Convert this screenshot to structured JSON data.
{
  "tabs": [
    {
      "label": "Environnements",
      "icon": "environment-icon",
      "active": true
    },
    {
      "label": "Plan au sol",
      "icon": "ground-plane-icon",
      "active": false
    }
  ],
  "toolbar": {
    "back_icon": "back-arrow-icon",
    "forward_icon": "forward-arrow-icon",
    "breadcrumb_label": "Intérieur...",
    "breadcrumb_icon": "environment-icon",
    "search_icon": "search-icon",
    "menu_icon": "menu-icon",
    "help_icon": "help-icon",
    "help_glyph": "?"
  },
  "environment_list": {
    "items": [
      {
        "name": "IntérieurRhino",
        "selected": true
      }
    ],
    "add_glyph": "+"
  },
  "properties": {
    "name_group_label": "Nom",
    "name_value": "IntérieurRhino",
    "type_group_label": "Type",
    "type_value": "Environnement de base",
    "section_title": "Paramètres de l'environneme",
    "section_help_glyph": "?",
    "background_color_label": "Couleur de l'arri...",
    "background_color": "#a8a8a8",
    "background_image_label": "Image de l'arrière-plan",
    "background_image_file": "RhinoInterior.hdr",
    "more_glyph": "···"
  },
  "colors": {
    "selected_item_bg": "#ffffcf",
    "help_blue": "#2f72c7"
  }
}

◆ **What is required**:
Each line above is to be repeated exactly.

◆ **Expected output**:
Convert this screenshot to structured JSON data.
{
  "tabs": [
    {
      "label": "Environnements",
      "icon": "environment-icon",
      "active": true
    },
    {
      "label": "Plan au sol",
      "icon": "ground-plane-icon",
      "active": false
    }
  ],
  "toolbar": {
    "back_icon": "back-arrow-icon",
    "forward_icon": "forward-arrow-icon",
    "breadcrumb_label": "Intérieur...",
    "breadcrumb_icon": "environment-icon",
    "search_icon": "search-icon",
    "menu_icon": "menu-icon",
    "help_icon": "help-icon",
    "help_glyph": "?"
  },
  "environment_list": {
    "items": [
      {
        "name": "IntérieurRhino",
        "selected": true
      }
    ],
    "add_glyph": "+"
  },
  "properties": {
    "name_group_label": "Nom",
    "name_value": "IntérieurRhino",
    "type_group_label": "Type",
    "type_value": "Environnement de base",
    "section_title": "Paramètres de l'environneme",
    "section_help_glyph": "?",
    "background_color_label": "Couleur de l'arri...",
    "background_color": "#a8a8a8",
    "background_image_label": "Image de l'arrière-plan",
    "background_image_file": "RhinoInterior.hdr",
    "more_glyph": "···"
  },
  "colors": {
    "selected_item_bg": "#ffffcf",
    "help_blue": "#2f72c7"
  }
}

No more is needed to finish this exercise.